»»

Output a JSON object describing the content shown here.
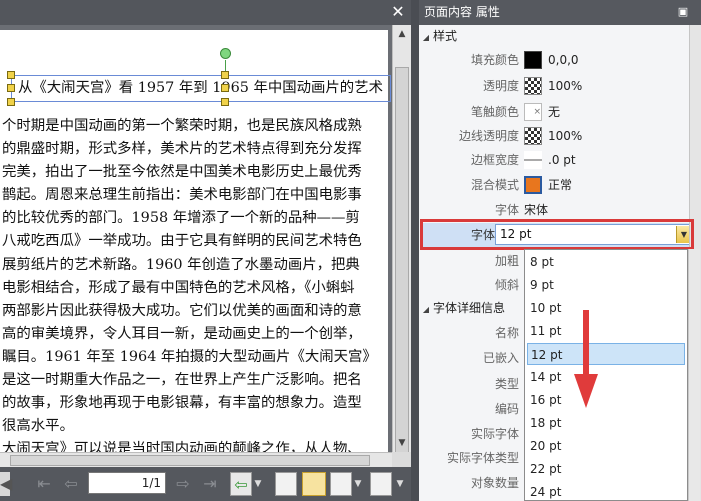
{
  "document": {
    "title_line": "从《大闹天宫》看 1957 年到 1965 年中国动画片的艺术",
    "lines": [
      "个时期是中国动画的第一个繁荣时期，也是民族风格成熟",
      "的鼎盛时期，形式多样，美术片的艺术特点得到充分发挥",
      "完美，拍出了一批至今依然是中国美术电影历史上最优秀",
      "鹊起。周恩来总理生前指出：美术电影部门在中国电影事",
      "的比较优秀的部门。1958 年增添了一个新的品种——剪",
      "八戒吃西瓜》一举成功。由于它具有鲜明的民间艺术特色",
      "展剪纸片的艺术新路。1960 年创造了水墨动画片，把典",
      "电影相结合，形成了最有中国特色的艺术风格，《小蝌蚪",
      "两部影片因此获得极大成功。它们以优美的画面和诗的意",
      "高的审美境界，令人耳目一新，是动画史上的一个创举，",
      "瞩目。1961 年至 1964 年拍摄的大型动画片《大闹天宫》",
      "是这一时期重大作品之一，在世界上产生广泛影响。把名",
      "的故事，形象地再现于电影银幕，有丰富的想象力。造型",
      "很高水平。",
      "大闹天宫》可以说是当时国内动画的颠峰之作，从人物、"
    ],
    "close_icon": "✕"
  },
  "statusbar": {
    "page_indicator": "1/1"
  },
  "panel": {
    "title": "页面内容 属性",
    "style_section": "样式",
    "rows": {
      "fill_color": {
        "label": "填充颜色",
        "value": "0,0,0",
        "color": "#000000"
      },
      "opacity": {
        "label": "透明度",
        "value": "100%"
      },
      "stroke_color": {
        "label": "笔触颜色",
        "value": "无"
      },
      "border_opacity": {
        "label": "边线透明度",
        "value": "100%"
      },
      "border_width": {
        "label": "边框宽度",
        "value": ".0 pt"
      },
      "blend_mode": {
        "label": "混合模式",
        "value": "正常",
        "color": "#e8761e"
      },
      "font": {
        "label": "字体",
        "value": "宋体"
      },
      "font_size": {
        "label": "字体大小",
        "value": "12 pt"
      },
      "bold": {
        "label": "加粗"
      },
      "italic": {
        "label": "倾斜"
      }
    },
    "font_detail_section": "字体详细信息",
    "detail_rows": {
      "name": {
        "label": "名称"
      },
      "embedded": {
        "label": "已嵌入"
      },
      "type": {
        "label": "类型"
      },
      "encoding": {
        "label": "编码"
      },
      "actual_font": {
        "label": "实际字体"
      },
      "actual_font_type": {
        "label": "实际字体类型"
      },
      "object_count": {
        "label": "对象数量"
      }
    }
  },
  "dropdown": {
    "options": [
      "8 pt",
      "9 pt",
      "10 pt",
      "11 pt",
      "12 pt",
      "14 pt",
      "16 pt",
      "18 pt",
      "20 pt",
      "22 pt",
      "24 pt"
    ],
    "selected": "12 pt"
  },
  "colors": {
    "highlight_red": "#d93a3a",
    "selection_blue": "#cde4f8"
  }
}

««
»»

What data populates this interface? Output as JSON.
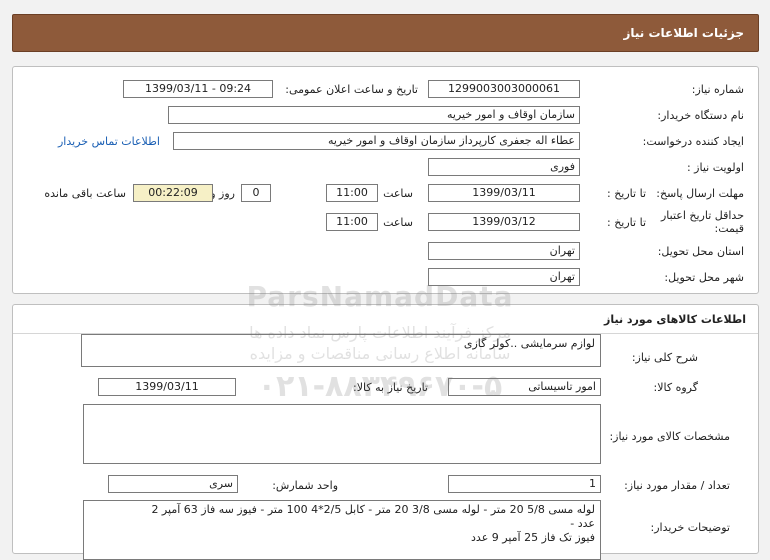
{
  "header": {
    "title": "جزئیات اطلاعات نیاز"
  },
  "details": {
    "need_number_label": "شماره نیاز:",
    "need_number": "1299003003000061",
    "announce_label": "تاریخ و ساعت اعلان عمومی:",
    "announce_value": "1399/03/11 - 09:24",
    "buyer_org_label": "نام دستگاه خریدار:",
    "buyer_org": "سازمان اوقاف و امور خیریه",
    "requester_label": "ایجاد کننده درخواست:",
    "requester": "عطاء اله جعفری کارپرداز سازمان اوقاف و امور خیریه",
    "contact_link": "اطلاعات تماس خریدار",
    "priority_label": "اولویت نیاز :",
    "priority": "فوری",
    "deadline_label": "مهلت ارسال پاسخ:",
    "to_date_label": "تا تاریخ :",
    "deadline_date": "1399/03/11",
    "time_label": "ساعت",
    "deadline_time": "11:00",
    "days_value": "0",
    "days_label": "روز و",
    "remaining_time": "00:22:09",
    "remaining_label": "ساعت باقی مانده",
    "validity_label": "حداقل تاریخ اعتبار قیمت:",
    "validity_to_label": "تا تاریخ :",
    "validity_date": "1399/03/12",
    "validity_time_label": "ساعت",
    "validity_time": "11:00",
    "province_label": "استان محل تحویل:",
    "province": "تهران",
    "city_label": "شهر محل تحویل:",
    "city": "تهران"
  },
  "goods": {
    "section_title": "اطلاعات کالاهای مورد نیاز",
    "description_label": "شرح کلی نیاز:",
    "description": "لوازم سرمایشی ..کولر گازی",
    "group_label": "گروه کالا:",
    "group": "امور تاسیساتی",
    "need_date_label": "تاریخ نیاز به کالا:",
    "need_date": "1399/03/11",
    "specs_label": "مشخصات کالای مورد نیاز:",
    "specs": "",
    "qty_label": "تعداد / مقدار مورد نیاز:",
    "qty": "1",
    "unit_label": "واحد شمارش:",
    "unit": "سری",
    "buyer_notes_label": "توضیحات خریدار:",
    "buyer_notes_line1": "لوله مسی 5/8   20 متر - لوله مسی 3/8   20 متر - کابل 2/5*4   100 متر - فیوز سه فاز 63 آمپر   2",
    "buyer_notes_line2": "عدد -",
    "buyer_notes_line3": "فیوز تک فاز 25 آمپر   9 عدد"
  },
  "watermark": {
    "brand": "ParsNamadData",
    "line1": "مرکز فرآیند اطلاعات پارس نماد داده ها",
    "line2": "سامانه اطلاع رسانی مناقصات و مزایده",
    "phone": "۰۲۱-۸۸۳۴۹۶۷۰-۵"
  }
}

««

**Description of the task**: Of the lines in the entries, how many include the word "آمپر"? State only the number.

**Result of this exercise**: 2